## Start ROWS

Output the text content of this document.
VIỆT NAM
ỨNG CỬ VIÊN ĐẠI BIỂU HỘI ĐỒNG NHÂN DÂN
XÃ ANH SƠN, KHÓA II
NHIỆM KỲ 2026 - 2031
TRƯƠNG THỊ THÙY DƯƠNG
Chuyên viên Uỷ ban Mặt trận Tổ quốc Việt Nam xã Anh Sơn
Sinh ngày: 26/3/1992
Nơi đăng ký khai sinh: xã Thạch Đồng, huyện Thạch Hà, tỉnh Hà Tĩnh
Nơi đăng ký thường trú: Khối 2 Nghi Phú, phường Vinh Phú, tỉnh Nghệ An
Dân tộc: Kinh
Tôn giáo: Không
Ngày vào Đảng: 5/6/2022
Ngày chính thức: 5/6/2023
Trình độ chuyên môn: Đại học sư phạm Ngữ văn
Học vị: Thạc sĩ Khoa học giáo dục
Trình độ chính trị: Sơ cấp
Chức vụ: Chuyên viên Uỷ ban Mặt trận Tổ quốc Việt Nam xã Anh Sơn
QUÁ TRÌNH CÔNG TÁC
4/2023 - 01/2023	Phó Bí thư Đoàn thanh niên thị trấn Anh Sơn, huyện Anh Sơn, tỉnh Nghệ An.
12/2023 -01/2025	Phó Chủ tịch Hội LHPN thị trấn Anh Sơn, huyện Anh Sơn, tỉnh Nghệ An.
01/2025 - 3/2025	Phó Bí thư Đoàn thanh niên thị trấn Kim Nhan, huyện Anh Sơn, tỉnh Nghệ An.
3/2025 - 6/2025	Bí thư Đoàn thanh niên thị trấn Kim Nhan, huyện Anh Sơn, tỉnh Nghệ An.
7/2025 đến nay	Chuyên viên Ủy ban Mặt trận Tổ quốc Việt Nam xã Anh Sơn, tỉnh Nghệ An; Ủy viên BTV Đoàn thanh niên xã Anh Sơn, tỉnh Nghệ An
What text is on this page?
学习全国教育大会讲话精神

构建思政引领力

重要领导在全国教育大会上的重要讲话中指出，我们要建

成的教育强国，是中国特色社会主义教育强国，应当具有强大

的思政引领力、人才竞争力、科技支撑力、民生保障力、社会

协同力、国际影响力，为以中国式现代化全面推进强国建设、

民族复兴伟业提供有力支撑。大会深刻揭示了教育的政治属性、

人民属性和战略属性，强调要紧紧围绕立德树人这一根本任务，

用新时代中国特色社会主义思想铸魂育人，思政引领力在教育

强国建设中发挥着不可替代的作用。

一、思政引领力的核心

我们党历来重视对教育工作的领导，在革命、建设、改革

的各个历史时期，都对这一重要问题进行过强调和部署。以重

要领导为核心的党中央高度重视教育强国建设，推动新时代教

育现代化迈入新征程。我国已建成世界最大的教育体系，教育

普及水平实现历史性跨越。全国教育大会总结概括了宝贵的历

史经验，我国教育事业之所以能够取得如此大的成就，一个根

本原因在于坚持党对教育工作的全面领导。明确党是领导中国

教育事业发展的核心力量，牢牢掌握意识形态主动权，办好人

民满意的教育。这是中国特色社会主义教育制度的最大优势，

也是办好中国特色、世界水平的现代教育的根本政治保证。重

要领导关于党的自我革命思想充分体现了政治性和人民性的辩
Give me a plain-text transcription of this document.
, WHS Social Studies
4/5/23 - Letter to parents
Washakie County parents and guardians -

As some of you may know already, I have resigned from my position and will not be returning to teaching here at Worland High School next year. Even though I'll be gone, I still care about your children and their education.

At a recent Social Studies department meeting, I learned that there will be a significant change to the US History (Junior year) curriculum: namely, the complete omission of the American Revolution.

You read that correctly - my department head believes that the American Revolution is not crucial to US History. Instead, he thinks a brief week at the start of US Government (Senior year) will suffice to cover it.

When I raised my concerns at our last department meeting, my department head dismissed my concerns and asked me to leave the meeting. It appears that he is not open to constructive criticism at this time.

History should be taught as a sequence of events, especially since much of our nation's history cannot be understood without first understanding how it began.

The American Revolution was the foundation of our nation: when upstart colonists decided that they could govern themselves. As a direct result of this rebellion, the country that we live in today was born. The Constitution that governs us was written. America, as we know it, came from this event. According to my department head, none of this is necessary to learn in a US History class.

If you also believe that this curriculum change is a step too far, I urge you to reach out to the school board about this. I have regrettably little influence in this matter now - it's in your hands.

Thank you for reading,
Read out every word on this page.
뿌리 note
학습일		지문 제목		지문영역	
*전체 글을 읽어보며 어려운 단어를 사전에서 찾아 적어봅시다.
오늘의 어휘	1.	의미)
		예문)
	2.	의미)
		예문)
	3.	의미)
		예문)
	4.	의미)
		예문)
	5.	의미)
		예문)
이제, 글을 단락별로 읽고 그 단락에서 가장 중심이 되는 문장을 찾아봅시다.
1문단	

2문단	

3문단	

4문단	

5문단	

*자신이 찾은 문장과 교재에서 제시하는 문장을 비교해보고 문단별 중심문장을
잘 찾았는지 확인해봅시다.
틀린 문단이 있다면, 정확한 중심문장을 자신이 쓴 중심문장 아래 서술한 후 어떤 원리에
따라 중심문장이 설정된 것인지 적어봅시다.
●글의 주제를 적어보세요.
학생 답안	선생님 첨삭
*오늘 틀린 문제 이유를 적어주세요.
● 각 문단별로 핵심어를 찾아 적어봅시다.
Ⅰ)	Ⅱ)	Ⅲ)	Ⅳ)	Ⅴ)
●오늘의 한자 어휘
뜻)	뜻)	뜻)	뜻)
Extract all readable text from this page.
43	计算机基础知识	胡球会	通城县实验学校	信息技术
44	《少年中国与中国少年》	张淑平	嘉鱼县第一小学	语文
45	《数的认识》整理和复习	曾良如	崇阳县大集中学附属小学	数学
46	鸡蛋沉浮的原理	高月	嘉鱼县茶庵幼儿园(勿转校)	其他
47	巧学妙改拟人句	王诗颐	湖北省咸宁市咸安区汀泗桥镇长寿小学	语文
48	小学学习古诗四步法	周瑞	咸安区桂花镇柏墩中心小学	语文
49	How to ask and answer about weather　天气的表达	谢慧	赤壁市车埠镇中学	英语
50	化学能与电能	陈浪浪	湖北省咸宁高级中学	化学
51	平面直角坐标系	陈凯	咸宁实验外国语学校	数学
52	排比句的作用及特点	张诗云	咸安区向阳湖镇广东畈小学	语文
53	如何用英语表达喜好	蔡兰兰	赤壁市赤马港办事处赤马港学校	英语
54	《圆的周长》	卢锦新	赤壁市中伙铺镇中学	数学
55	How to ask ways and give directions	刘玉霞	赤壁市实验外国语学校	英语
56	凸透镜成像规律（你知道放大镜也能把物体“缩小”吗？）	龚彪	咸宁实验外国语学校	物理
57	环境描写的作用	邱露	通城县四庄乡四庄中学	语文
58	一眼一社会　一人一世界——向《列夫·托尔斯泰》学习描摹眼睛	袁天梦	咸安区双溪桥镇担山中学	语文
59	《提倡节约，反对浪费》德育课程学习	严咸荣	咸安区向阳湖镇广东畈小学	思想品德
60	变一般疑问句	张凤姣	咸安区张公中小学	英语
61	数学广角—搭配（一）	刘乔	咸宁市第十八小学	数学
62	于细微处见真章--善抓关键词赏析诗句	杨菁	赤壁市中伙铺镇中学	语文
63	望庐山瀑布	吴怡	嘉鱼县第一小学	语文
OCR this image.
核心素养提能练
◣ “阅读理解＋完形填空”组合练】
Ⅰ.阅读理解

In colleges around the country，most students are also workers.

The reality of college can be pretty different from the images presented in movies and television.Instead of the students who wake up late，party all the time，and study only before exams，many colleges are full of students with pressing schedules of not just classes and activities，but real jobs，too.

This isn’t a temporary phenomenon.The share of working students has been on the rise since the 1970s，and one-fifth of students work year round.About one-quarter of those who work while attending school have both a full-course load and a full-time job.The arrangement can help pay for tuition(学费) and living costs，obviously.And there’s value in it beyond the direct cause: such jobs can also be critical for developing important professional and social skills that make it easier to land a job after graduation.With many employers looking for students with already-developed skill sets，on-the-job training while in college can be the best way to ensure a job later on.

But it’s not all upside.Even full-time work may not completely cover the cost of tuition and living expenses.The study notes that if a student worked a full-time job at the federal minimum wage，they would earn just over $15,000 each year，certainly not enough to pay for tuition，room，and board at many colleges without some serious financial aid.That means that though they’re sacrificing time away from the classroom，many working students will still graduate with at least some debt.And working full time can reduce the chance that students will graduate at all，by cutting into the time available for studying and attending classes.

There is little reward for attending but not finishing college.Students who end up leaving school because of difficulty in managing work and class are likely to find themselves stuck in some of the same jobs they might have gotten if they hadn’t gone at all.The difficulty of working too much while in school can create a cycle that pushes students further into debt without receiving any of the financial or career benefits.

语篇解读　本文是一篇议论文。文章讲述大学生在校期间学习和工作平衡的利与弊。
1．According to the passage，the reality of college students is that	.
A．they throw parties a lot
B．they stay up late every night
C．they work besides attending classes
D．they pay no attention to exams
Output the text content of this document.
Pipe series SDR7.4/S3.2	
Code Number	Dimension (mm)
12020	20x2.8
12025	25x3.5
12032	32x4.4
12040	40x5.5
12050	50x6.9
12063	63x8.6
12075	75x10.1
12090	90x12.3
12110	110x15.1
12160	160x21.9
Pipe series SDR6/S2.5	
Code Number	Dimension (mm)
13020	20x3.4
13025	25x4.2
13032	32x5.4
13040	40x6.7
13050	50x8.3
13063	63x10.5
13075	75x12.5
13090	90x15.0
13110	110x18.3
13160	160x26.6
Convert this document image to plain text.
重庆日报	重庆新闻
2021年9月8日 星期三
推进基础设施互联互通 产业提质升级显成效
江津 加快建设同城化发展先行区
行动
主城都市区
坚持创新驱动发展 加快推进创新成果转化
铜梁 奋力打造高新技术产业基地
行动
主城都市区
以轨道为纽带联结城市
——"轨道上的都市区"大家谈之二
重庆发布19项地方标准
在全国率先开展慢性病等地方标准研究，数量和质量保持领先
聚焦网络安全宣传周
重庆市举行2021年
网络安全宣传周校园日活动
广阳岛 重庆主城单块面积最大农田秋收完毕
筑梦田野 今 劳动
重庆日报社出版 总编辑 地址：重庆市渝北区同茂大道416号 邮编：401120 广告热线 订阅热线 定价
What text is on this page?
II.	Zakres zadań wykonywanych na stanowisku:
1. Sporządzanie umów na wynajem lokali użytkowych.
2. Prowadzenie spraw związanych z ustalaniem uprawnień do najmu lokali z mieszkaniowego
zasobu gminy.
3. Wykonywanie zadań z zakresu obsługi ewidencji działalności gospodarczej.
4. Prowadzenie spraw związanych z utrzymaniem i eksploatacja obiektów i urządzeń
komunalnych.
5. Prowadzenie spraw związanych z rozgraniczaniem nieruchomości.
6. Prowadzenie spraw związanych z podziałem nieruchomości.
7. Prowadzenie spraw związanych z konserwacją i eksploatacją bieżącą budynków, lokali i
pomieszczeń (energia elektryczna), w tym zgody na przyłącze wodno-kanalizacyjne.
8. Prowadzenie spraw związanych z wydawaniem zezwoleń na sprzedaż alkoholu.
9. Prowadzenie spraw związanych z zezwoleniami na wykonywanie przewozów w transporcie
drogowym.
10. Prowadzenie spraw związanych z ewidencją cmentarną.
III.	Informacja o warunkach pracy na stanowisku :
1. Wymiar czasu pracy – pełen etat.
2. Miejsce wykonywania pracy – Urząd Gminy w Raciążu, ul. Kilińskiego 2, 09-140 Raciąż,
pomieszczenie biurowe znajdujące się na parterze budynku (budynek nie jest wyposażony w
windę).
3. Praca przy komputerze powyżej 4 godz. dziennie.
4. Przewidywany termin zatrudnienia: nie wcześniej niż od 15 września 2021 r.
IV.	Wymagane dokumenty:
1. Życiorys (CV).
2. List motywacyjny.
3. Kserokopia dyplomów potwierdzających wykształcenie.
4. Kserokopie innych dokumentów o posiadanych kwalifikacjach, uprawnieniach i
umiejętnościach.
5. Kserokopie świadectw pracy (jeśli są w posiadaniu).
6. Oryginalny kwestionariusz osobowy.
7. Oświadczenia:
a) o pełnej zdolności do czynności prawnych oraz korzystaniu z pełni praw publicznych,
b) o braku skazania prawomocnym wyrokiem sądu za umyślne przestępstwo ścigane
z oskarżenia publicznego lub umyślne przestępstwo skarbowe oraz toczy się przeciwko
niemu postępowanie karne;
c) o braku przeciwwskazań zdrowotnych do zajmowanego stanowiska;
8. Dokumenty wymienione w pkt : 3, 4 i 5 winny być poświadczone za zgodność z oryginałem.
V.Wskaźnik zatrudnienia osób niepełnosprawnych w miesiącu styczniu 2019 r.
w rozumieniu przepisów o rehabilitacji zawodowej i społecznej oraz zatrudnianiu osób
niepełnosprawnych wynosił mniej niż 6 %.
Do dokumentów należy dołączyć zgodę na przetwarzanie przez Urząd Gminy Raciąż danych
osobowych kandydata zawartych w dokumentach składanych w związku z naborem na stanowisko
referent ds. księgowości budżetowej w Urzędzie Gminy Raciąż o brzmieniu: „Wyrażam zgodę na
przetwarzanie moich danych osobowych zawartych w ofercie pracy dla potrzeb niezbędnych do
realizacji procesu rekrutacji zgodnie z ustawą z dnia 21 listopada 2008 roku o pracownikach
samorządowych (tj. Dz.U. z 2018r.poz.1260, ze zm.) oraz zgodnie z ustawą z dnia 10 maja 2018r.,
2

## End ROWS

Each line containing "Đoàn" counts once; state the total number of such lines and nothing else.

4